REQUIREMENT:
All of the material should be reproduced exactly, with pictures left out.

DATA SUPPLIED:
# # # # # # #

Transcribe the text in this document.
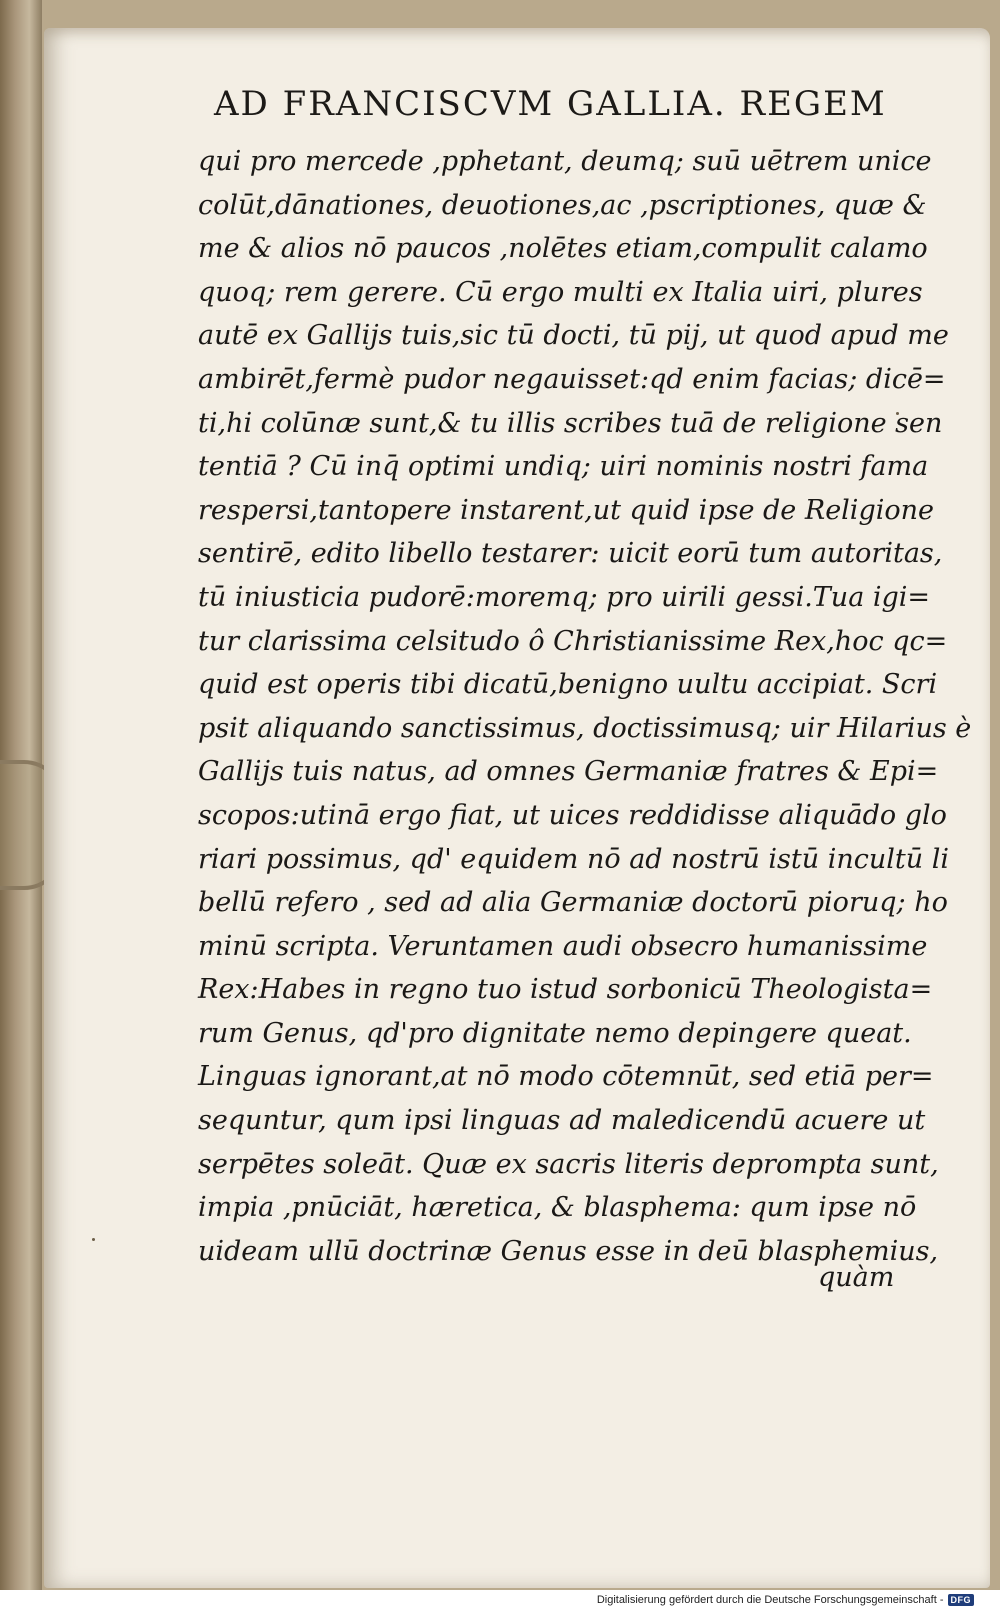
AD FRANCISCVM GALLIA. REGEM
qui pro mercede ,pphetant, deumq; suū uētrem unice
colūt,dānationes, deuotiones,ac ,pscriptiones, quæ &
me & alios nō paucos ,nolētes etiam,compulit calamo
quoq; rem gerere. Cū ergo multi ex Italia uiri, plures
autē ex Gallijs tuis,sic tū docti, tū pij, ut quod apud me
ambirēt,fermè pudor negauisset:qd enim facias; dicē=
ti,hi colūnæ sunt,& tu illis scribes tuā de religione sen
tentiā ? Cū inq̄ optimi undiq; uiri nominis nostri fama
respersi,tantopere instarent,ut quid ipse de Religione
sentirē, edito libello testarer: uicit eorū tum autoritas,
tū iniusticia pudorē:moremq; pro uirili gessi.Tua igi=
tur clarissima celsitudo ô Christianissime Rex,hoc qc=
quid est operis tibi dicatū,benigno uultu accipiat. Scri
psit aliquando sanctissimus, doctissimusq; uir Hilarius è
Gallijs tuis natus, ad omnes Germaniæ fratres & Epi=
scopos:utinā ergo fiat, ut uices reddidisse aliquādo glo
riari possimus, qd' equidem nō ad nostrū istū incultū li
bellū refero , sed ad alia Germaniæ doctorū pioruq; ho
minū scripta. Veruntamen audi obsecro humanissime
Rex:Habes in regno tuo istud sorbonicū Theologista=
rum Genus, qd'pro dignitate nemo depingere queat.
Linguas ignorant,at nō modo cōtemnūt, sed etiā per=
sequntur, qum ipsi linguas ad maledicendū acuere ut
serpētes soleāt. Quæ ex sacris literis deprompta sunt,
impia ,pnūciāt, hæretica, & blasphema: qum ipse nō
uideam ullū doctrinæ Genus esse in deū blasphemius,
quàm
Digitalisierung gefördert durch die Deutsche Forschungsgemeinschaft - DFG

# # # # # # #

EXPECTED OUTPUT:
Transcribe the text in this document.
AD FRANCISCVM GALLIA. REGEM
qui pro mercede ,pphetant, deumq; suū uētrem unice
colūt,dānationes, deuotiones,ac ,pscriptiones, quæ &
me & alios nō paucos ,nolētes etiam,compulit calamo
quoq; rem gerere. Cū ergo multi ex Italia uiri, plures
autē ex Gallijs tuis,sic tū docti, tū pij, ut quod apud me
ambirēt,fermè pudor negauisset:qd enim facias; dicē=
ti,hi colūnæ sunt,& tu illis scribes tuā de religione sen
tentiā ? Cū inq̄ optimi undiq; uiri nominis nostri fama
respersi,tantopere instarent,ut quid ipse de Religione
sentirē, edito libello testarer: uicit eorū tum autoritas,
tū iniusticia pudorē:moremq; pro uirili gessi.Tua igi=
tur clarissima celsitudo ô Christianissime Rex,hoc qc=
quid est operis tibi dicatū,benigno uultu accipiat. Scri
psit aliquando sanctissimus, doctissimusq; uir Hilarius è
Gallijs tuis natus, ad omnes Germaniæ fratres & Epi=
scopos:utinā ergo fiat, ut uices reddidisse aliquādo glo
riari possimus, qd' equidem nō ad nostrū istū incultū li
bellū refero , sed ad alia Germaniæ doctorū pioruq; ho
minū scripta. Veruntamen audi obsecro humanissime
Rex:Habes in regno tuo istud sorbonicū Theologista=
rum Genus, qd'pro dignitate nemo depingere queat.
Linguas ignorant,at nō modo cōtemnūt, sed etiā per=
sequntur, qum ipsi linguas ad maledicendū acuere ut
serpētes soleāt. Quæ ex sacris literis deprompta sunt,
impia ,pnūciāt, hæretica, & blasphema: qum ipse nō
uideam ullū doctrinæ Genus esse in deū blasphemius,
quàm
Digitalisierung gefördert durch die Deutsche Forschungsgemeinschaft - DFG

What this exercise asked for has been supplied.